EJERCICIO 1
Enumera, sin repetir, todos los nombres propios que aparecen en el fragmento sobre la película de Conan.
EJERCICIO 2
Prosigue el fragmento sobre la película de Conan a partir de su última oración.
----- FRAGMENTO DEL DOCUMENTO
A mí es una película que me encanta, la verdad, que habré visto como mil veces y que no me canso nunca de ver. La prueba es que ayer, aprovechando un descuido de la Muchacha, Juanito y yo la pusimos. Sí, otra vez. Yo no sé, porque miro desde dentro, pero asumo, porque se dan todas las papeletas, que es una película que lo tiene todo para resultar una fricada descartable para un montonazo de gente. Para mí tiene más que eso. Para mí es una película que vale, es de (su) género, pero que a diferencia de tantas otras da gusto ver aunque hayan pasado 26 o 27 años desde su estreno. Una película en la que siempre espero con el corazón en un puño el momento en el que Thulsa Doom reta a la madre de Conan con la mirada, y la reconoce débil y precisamente por esa debilidad, ¡chop!, debe matarla, o ese otro en el que Conan, ya máquina de matar para su amo, es liberado para ser pasto de los lobos hasta que encuentra la tumba de aquel señor de la guerra atlante, enterrado con sus esclavos vivos, y como encuentra la espada y cómo se opera el cambio del “hola, me llamo Conan y lo único que puedo hacer es correr arrastrando un trozo de cadena, y si me paro se me meriendan los lobos” al “hola, me llamo Conan, tengo una espada: que corran los demás” que ya surge cuando el viejo guerrero muerto, desequilibrado al faltarle la espada que Conan acaba de cogerle prestada, cae hacia delante y la reacción de este ya no es ni el paso atrás ni el susto. Es levantar la espada, preparar el golpe. “Crom”, dice él, mientras el viejo guerrero atlante, muerto hace a saber cuánto, se inclina ante él con la sabiduría de los muertos. Y sale Conan espada en mano de la tumba, y de un golpe en el grillete ya no tiene el estigma del esclavo, la cadena que aún le quedaba colgando del pie cae arrancada; y aúllan los lobos que aún le reclaman como almuerzo. Conan pone cara de ajustar cuentas y Milius, corta. En la siguiente escena aparece corriendo, con una capa de pieles de lobo a la espalda.
----------
----- DATOS PROPORCIONADOS
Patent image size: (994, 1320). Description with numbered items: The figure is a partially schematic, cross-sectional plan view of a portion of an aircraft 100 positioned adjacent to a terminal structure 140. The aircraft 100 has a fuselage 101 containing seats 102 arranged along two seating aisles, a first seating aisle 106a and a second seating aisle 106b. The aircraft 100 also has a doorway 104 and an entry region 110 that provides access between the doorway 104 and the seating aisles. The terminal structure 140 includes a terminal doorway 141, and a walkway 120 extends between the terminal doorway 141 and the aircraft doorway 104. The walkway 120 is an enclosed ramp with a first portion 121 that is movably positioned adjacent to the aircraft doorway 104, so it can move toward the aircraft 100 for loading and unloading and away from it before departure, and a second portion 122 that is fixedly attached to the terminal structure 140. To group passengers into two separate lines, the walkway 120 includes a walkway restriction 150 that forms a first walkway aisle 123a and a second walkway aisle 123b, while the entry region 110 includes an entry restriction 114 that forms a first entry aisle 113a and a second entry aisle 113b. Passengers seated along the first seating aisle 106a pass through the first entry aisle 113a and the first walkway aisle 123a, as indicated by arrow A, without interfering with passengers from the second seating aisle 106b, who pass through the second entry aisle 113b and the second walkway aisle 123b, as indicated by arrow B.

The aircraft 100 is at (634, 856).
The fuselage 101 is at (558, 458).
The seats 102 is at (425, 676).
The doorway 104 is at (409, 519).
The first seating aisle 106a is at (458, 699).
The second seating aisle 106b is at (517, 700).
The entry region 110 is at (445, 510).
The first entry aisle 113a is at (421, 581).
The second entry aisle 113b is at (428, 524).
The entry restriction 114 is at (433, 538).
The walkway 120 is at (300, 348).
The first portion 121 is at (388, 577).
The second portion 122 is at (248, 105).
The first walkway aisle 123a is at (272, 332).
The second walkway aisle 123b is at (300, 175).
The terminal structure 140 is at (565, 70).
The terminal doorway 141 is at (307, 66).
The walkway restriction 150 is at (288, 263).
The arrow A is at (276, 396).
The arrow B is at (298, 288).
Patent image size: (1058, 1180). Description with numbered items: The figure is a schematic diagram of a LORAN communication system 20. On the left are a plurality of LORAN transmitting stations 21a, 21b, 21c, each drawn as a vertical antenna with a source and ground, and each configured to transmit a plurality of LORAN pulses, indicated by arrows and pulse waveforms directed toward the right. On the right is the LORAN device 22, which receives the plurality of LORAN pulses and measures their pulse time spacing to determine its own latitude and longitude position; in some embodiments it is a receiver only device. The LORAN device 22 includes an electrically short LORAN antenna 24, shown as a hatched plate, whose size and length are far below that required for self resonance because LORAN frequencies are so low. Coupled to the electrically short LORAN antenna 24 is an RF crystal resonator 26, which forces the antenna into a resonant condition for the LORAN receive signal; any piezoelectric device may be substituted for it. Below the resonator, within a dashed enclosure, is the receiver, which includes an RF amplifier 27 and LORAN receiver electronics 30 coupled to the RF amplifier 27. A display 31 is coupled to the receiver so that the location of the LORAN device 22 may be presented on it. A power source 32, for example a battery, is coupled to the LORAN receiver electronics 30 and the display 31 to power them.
----------
RESULTADO 1
Muchacha, Juanito, Thulsa Doom, Conan, Crom, Milius

RESULTADO 2
Una escena que por lo visto no había yo pensado con la profundidad que merece es la de la crucifixión de Conan en el árbol de los lamentos, porque ahora parece estúpido no haberlo hecho, pero hasta el viernes no me había yo parado a comparar esa escena con la de la crucifixión de Jesús. Lo cuenta Milius, claro: Jesús, en la cruz, está desesperado, recriminando a su todopoderoso padre su abandono, siendo la mofa de los romanos que le clavan las lanzas y se ríen de él. Conan, en cambio, está en la cruz sólo y en silencio, sin implorarle a su dios que, bien sabe, tampoco iba a hacerle caso ¿Pero resignado? Qué va. Cuando los buitres llegan a darse un festín en él, a quien ya sólo le queda morirse ¿qué hace Conan? Pues mata al buitre de un bocado. Ese, eso es Conan. Defiant to the end, “desafiante hasta el fin”, dice Milius, sonriente, con el orgullo de un padre vibrándole en la voz. Mientras Scharzenegger refunfuñaba y contaba que el bocado se lo había dado a un buitre muerto que habían llevado para la escena, y que luego el médico de la productora le dijo que durante una semana hiciese gárgaras con alcohol porque, bueno, nadie tenía muy claro de qué había muerto el buitre.
Pienso ahora en Milius y en Scharzenegger y pienso dos cosas. La primera, sobre el segundo, es que algunos actores son mucho más buenos de lo que parecen porque sus personajes rayan muchísimo más alto que ellos, que la persona que los habita y les da vida. La segunda, que algunas películas son justas hijas de sus directores. Cuando Conan cae en la tumba atlante contaba Milius que en la caída Arnold se hirió de cierta gravedad.
–¡Estoy sangrando, esta sangre es mía! –se quejó entonces el gigantón austriaco.
–¡Déjala, queda perfecta! –le respondió el director.
–Ahí estaba yo –decía Arnold rememorándolo: – el primer día del rodaje y antes del mediodía ya me tuvieron que dar unos puntos.
Milius decía que sí y reía feliz, perdido en la nostalgia.